State only how many lines contain the string "대구북부".

--- Begin PROVIDED MATERIAL ---

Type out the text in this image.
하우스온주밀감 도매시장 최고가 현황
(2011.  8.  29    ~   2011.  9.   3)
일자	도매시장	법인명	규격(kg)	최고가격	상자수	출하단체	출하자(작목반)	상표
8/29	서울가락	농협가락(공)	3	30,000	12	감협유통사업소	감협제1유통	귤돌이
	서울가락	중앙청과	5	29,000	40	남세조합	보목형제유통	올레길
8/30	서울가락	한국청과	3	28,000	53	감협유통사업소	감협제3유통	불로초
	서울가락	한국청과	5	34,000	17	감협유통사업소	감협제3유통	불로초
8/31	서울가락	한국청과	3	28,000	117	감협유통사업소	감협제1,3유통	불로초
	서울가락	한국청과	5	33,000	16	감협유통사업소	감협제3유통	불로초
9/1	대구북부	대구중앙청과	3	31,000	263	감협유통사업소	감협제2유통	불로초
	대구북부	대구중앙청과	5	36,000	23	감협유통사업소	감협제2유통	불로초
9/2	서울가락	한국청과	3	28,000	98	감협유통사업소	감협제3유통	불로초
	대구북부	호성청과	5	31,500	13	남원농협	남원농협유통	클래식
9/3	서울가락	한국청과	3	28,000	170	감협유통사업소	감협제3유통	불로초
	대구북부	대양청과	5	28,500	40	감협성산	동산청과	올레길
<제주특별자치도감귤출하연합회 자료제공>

--- End PROVIDED MATERIAL ---

OUTPUT BELOW:
4